Problem details >>
Omit all pictures, then retype the data exactly as given.

# Information provided start

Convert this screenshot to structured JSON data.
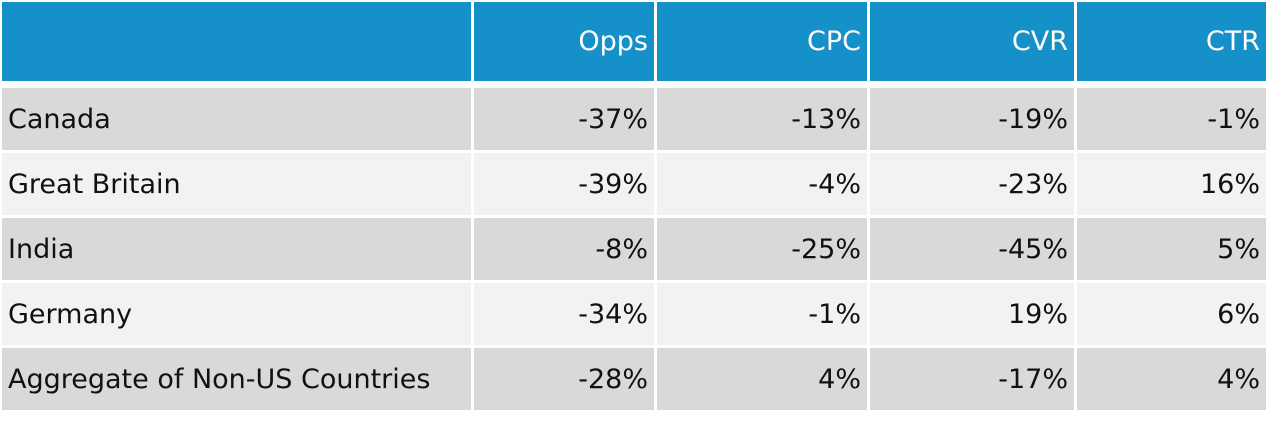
{
  "header": {
    "label_col": "",
    "columns": [
      "Opps",
      "CPC",
      "CVR",
      "CTR"
    ]
  },
  "rows": [
    {
      "country": "Canada",
      "values": [
        "-37%",
        "-13%",
        "-19%",
        "-1%"
      ]
    },
    {
      "country": "Great Britain",
      "values": [
        "-39%",
        "-4%",
        "-23%",
        "16%"
      ]
    },
    {
      "country": "India",
      "values": [
        "-8%",
        "-25%",
        "-45%",
        "5%"
      ]
    },
    {
      "country": "Germany",
      "values": [
        "-34%",
        "-1%",
        "19%",
        "6%"
      ]
    },
    {
      "country": "Aggregate of Non-US Countries",
      "values": [
        "-28%",
        "4%",
        "-17%",
        "4%"
      ]
    }
  ],
  "colors": {
    "header_bg": "#1690c8",
    "header_text": "#ffffff",
    "row_odd_bg": "#d9d9d9",
    "row_even_bg": "#f2f2f2"
  }
}
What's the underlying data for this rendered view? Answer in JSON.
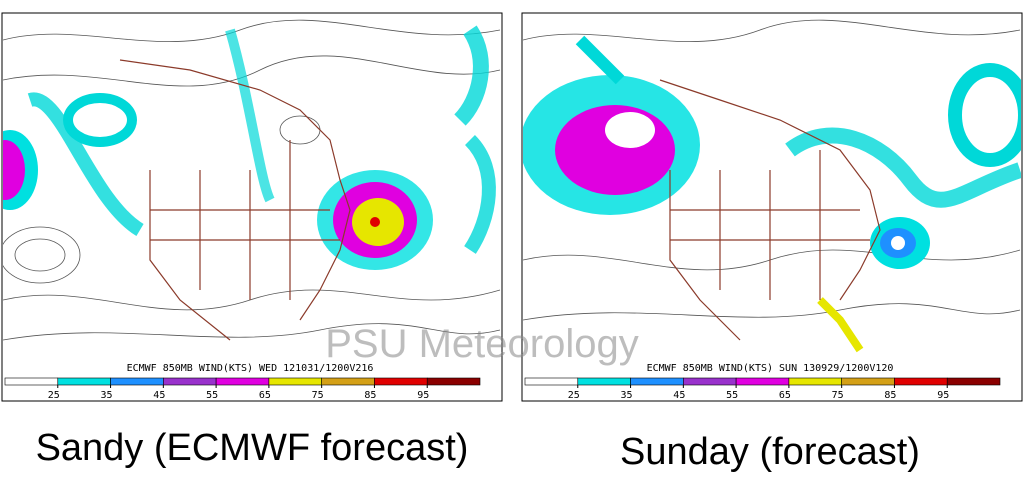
{
  "maps": [
    {
      "header": "ECMWF 850MB WIND(KTS) WED 121031/1200V216",
      "caption": "Sandy (ECMWF forecast)"
    },
    {
      "header": "ECMWF 850MB WIND(KTS) SUN 130929/1200V120",
      "caption": "Sunday (forecast)"
    }
  ],
  "colorbar": {
    "ticks": [
      25,
      35,
      45,
      55,
      65,
      75,
      85,
      95
    ],
    "colors": [
      "#ffffff",
      "#00e0e0",
      "#1e90ff",
      "#9932cc",
      "#e000e0",
      "#e6e600",
      "#d4a017",
      "#e00000",
      "#8b0000"
    ]
  },
  "watermark": "PSU Meteorology"
}
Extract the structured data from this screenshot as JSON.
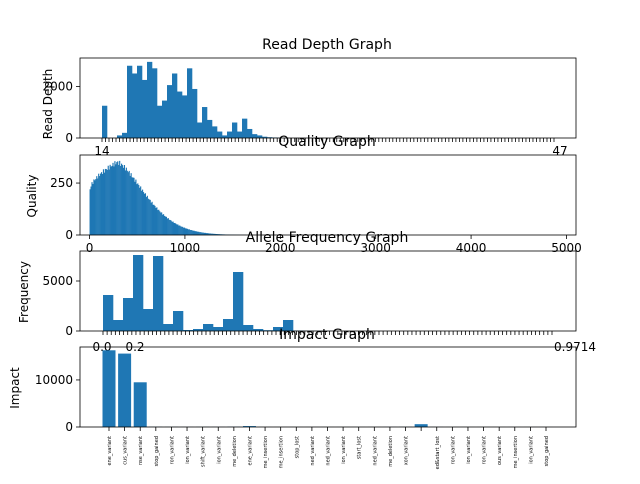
{
  "chart_data": [
    {
      "type": "bar",
      "title": "Read Depth Graph",
      "ylabel": "Read Depth",
      "ylim": [
        0,
        3100
      ],
      "yticks": [
        0,
        2000
      ],
      "ytick_labels": [
        "0",
        "2000"
      ],
      "x_edge_labels": [
        "14",
        "47"
      ],
      "color": "#1f77b4",
      "values": [
        1250,
        0,
        0,
        100,
        200,
        2800,
        2500,
        2800,
        2250,
        2950,
        2700,
        1250,
        1450,
        2050,
        2500,
        1800,
        1650,
        2700,
        1900,
        600,
        1200,
        700,
        450,
        250,
        100,
        250,
        600,
        250,
        750,
        350,
        150,
        100,
        50,
        30,
        20,
        10,
        5,
        0,
        0,
        0
      ]
    },
    {
      "type": "bar",
      "title": "Quality Graph",
      "ylabel": "Quality",
      "xlim": [
        -100,
        5100
      ],
      "ylim": [
        0,
        385
      ],
      "xticks": [
        0,
        1000,
        2000,
        3000,
        4000,
        5000
      ],
      "xtick_labels": [
        "0",
        "1000",
        "2000",
        "3000",
        "4000",
        "5000"
      ],
      "yticks": [
        0,
        250
      ],
      "ytick_labels": [
        "0",
        "250"
      ],
      "color": "#1f77b4",
      "peak_x": 280,
      "peak_y": 350
    },
    {
      "type": "bar",
      "title": "Allele Frequency Graph",
      "ylabel": "Frequency",
      "ylim": [
        0,
        8000
      ],
      "yticks": [
        0,
        5000
      ],
      "ytick_labels": [
        "0",
        "5000"
      ],
      "x_edge_labels": [
        "0.0",
        "0.2",
        "0.9714"
      ],
      "color": "#1f77b4",
      "values": [
        3600,
        1100,
        3300,
        7600,
        2200,
        7500,
        700,
        2000,
        100,
        200,
        700,
        400,
        1200,
        5900,
        600,
        200,
        80,
        400,
        1100,
        50,
        30,
        20,
        10
      ]
    },
    {
      "type": "bar",
      "title": "Impact Graph",
      "ylabel": "Impact",
      "ylim": [
        0,
        17000
      ],
      "yticks": [
        0,
        10000
      ],
      "ytick_labels": [
        "0",
        "10000"
      ],
      "color": "#1f77b4",
      "categories": [
        "ene_variant",
        "cus_variant",
        "nse_variant",
        "stop_gained",
        "ron_variant",
        "ion_variant",
        "shift_variant",
        "ion_variant",
        "me_deletion",
        "ene_variant",
        "me_insertion",
        "me_insertion",
        "stop_lost",
        "ned_variant",
        "ned_variant",
        "ion_variant",
        "start_lost",
        "ned_variant",
        "me_deletion",
        "xon_variant",
        "",
        "ed&start_lost",
        "ron_variant",
        "ion_variant",
        "ron_variant",
        "ous_variant",
        "me_insertion",
        "ion_variant",
        "stop_gained"
      ],
      "values": [
        16300,
        15600,
        9500,
        40,
        30,
        20,
        30,
        20,
        50,
        200,
        10,
        10,
        10,
        10,
        10,
        10,
        10,
        10,
        20,
        30,
        600,
        20,
        10,
        10,
        10,
        10,
        10,
        10,
        10
      ]
    }
  ]
}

# Information provided end

Correct response >>
Convert this screenshot to structured JSON data.
{
  "header": {
    "label_col": "",
    "columns": [
      "Opps",
      "CPC",
      "CVR",
      "CTR"
    ]
  },
  "rows": [
    {
      "country": "Canada",
      "values": [
        "-37%",
        "-13%",
        "-19%",
        "-1%"
      ]
    },
    {
      "country": "Great Britain",
      "values": [
        "-39%",
        "-4%",
        "-23%",
        "16%"
      ]
    },
    {
      "country": "India",
      "values": [
        "-8%",
        "-25%",
        "-45%",
        "5%"
      ]
    },
    {
      "country": "Germany",
      "values": [
        "-34%",
        "-1%",
        "19%",
        "6%"
      ]
    },
    {
      "country": "Aggregate of Non-US Countries",
      "values": [
        "-28%",
        "4%",
        "-17%",
        "4%"
      ]
    }
  ],
  "colors": {
    "header_bg": "#1690c8",
    "header_text": "#ffffff",
    "row_odd_bg": "#d9d9d9",
    "row_even_bg": "#f2f2f2"
  }
}
What's the underlying data for this rendered view? Answer in JSON.
{
  "maps": [
    {
      "header": "ECMWF 850MB WIND(KTS) WED 121031/1200V216",
      "caption": "Sandy (ECMWF forecast)"
    },
    {
      "header": "ECMWF 850MB WIND(KTS) SUN 130929/1200V120",
      "caption": "Sunday (forecast)"
    }
  ],
  "colorbar": {
    "ticks": [
      25,
      35,
      45,
      55,
      65,
      75,
      85,
      95
    ],
    "colors": [
      "#ffffff",
      "#00e0e0",
      "#1e90ff",
      "#9932cc",
      "#e000e0",
      "#e6e600",
      "#d4a017",
      "#e00000",
      "#8b0000"
    ]
  },
  "watermark": "PSU Meteorology"
}
Extract the structured data from this screenshot as JSON.
{
  "chart_data": [
    {
      "type": "bar",
      "title": "Read Depth Graph",
      "ylabel": "Read Depth",
      "ylim": [
        0,
        3100
      ],
      "yticks": [
        0,
        2000
      ],
      "ytick_labels": [
        "0",
        "2000"
      ],
      "x_edge_labels": [
        "14",
        "47"
      ],
      "color": "#1f77b4",
      "values": [
        1250,
        0,
        0,
        100,
        200,
        2800,
        2500,
        2800,
        2250,
        2950,
        2700,
        1250,
        1450,
        2050,
        2500,
        1800,
        1650,
        2700,
        1900,
        600,
        1200,
        700,
        450,
        250,
        100,
        250,
        600,
        250,
        750,
        350,
        150,
        100,
        50,
        30,
        20,
        10,
        5,
        0,
        0,
        0
      ]
    },
    {
      "type": "bar",
      "title": "Quality Graph",
      "ylabel": "Quality",
      "xlim": [
        -100,
        5100
      ],
      "ylim": [
        0,
        385
      ],
      "xticks": [
        0,
        1000,
        2000,
        3000,
        4000,
        5000
      ],
      "xtick_labels": [
        "0",
        "1000",
        "2000",
        "3000",
        "4000",
        "5000"
      ],
      "yticks": [
        0,
        250
      ],
      "ytick_labels": [
        "0",
        "250"
      ],
      "color": "#1f77b4",
      "peak_x": 280,
      "peak_y": 350
    },
    {
      "type": "bar",
      "title": "Allele Frequency Graph",
      "ylabel": "Frequency",
      "ylim": [
        0,
        8000
      ],
      "yticks": [
        0,
        5000
      ],
      "ytick_labels": [
        "0",
        "5000"
      ],
      "x_edge_labels": [
        "0.0",
        "0.2",
        "0.9714"
      ],
      "color": "#1f77b4",
      "values": [
        3600,
        1100,
        3300,
        7600,
        2200,
        7500,
        700,
        2000,
        100,
        200,
        700,
        400,
        1200,
        5900,
        600,
        200,
        80,
        400,
        1100,
        50,
        30,
        20,
        10
      ]
    },
    {
      "type": "bar",
      "title": "Impact Graph",
      "ylabel": "Impact",
      "ylim": [
        0,
        17000
      ],
      "yticks": [
        0,
        10000
      ],
      "ytick_labels": [
        "0",
        "10000"
      ],
      "color": "#1f77b4",
      "categories": [
        "ene_variant",
        "cus_variant",
        "nse_variant",
        "stop_gained",
        "ron_variant",
        "ion_variant",
        "shift_variant",
        "ion_variant",
        "me_deletion",
        "ene_variant",
        "me_insertion",
        "me_insertion",
        "stop_lost",
        "ned_variant",
        "ned_variant",
        "ion_variant",
        "start_lost",
        "ned_variant",
        "me_deletion",
        "xon_variant",
        "",
        "ed&start_lost",
        "ron_variant",
        "ion_variant",
        "ron_variant",
        "ous_variant",
        "me_insertion",
        "ion_variant",
        "stop_gained"
      ],
      "values": [
        16300,
        15600,
        9500,
        40,
        30,
        20,
        30,
        20,
        50,
        200,
        10,
        10,
        10,
        10,
        10,
        10,
        10,
        10,
        20,
        30,
        600,
        20,
        10,
        10,
        10,
        10,
        10,
        10,
        10
      ]
    }
  ]
}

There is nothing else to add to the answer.